● Written problem 1
Reproduce the regex grouping email below word for word.

--- start Passage provided ---

Subject: RE: regex grouping precedence.
From: "Michael Kay" <mike@xxxxxxxxxxxx>
Date: Wed, 29 Sep 2004 09:19:41 +0100
|
The groups are numbered by counting left brackets: the 5th unescaped left
bracket starts group 5, regardless of where the closing brackets or are, and
regardless of other operators such as "|".
Michael Kay
http://www.saxonica.com/
> -----Original Message-----
> From: Pawson, David [mailto:David.Pawson@xxxxxxxxxxx]
> Sent: 29 September 2004 08:23
> To: xsl-list@xxxxxxxxxxxxxxxxxxxxxx
> Subject: regex grouping precedence.
>
> http://www.w3.org/TR/xslt20/#element-matching-substring seems to say
> little about how nested grouping is numbered.
>
> (...) (....) ( ....)
> gives regex-group (1,2,3) OK.
>
> (...) (....)| ( ....)
> Is the third group counted as two due to the alternates?
> or still 3?
>
> (...) ( (..)(.).) ( ....)
> 1 2 3 4 5
> is how I would expect to number them,
> but I'm totally unsure.

--- end Passage provided ---
--- start Input ---

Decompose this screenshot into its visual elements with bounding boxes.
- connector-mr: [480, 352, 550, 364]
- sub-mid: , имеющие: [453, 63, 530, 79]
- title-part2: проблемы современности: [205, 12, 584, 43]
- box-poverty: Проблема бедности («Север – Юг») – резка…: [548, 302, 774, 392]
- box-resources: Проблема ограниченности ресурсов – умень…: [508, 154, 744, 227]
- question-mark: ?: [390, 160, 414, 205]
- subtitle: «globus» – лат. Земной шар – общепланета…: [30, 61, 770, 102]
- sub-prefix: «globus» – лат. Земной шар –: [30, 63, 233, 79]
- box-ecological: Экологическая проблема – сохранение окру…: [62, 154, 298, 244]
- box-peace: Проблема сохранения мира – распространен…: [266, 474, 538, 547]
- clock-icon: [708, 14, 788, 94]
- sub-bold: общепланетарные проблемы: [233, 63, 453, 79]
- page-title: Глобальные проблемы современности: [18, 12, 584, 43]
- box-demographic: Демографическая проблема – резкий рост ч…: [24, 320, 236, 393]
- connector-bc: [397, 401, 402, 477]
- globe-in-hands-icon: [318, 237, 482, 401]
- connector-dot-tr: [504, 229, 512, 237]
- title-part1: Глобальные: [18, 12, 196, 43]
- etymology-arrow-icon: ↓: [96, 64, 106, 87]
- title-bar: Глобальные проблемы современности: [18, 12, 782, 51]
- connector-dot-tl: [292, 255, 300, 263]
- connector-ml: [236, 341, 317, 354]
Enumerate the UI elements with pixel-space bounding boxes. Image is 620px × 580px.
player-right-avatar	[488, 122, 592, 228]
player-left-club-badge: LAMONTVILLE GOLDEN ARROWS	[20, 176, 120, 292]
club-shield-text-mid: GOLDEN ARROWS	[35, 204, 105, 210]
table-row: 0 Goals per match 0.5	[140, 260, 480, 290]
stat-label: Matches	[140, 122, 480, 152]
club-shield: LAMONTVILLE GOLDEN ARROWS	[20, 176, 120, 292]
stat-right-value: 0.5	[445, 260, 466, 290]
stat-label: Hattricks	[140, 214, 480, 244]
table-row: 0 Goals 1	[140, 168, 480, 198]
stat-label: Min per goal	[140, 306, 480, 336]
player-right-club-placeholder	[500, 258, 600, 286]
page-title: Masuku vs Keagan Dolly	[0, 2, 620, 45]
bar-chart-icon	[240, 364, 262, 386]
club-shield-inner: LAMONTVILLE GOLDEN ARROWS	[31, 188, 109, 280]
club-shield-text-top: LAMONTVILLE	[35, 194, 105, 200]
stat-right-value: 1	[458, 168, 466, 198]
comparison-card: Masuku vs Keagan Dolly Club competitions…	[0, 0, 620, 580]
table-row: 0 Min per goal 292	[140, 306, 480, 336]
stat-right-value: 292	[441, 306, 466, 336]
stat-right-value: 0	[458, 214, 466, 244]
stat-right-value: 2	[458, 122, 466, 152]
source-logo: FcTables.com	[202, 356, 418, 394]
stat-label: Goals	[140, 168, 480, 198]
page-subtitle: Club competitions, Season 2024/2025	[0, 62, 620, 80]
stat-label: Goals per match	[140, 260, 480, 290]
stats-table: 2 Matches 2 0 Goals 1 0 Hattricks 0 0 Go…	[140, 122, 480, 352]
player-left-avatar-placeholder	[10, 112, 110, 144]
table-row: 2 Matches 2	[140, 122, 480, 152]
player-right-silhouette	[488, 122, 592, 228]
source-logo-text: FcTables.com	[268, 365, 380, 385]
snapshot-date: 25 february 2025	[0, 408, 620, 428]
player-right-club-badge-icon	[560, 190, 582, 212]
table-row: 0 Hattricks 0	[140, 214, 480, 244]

--- end Input ---

● Written problem 2
Please extract the records from their first line through the line containing "- connector-dot-tr: [504, 229, 512, 237]", including both ends, and reproduce only those lines verbatim.

● Final result 1
Subject: RE: regex grouping precedence.
From: "Michael Kay" <mike@xxxxxxxxxxxx>
Date: Wed, 29 Sep 2004 09:19:41 +0100
|
The groups are numbered by counting left brackets: the 5th unescaped left
bracket starts group 5, regardless of where the closing brackets or are, and
regardless of other operators such as "|".
Michael Kay
http://www.saxonica.com/
> -----Original Message-----
> From: Pawson, David [mailto:David.Pawson@xxxxxxxxxxx]
> Sent: 29 September 2004 08:23
> To: xsl-list@xxxxxxxxxxxxxxxxxxxxxx
> Subject: regex grouping precedence.
>
> http://www.w3.org/TR/xslt20/#element-matching-substring seems to say
> little about how nested grouping is numbered.
>
> (...) (....) ( ....)
> gives regex-group (1,2,3) OK.
>
> (...) (....)| ( ....)
> Is the third group counted as two due to the alternates?
> or still 3?
>
> (...) ( (..)(.).) ( ....)
> 1 2 3 4 5
> is how I would expect to number them,
> but I'm totally unsure.

● Final result 2
Decompose this screenshot into its visual elements with bounding boxes.
- connector-mr: [480, 352, 550, 364]
- sub-mid: , имеющие: [453, 63, 530, 79]
- title-part2: проблемы современности: [205, 12, 584, 43]
- box-poverty: Проблема бедности («Север – Юг») – резка…: [548, 302, 774, 392]
- box-resources: Проблема ограниченности ресурсов – умень…: [508, 154, 744, 227]
- question-mark: ?: [390, 160, 414, 205]
- subtitle: «globus» – лат. Земной шар – общепланета…: [30, 61, 770, 102]
- sub-prefix: «globus» – лат. Земной шар –: [30, 63, 233, 79]
- box-ecological: Экологическая проблема – сохранение окру…: [62, 154, 298, 244]
- box-peace: Проблема сохранения мира – распространен…: [266, 474, 538, 547]
- clock-icon: [708, 14, 788, 94]
- sub-bold: общепланетарные проблемы: [233, 63, 453, 79]
- page-title: Глобальные проблемы современности: [18, 12, 584, 43]
- box-demographic: Демографическая проблема – резкий рост ч…: [24, 320, 236, 393]
- connector-bc: [397, 401, 402, 477]
- globe-in-hands-icon: [318, 237, 482, 401]
- connector-dot-tr: [504, 229, 512, 237]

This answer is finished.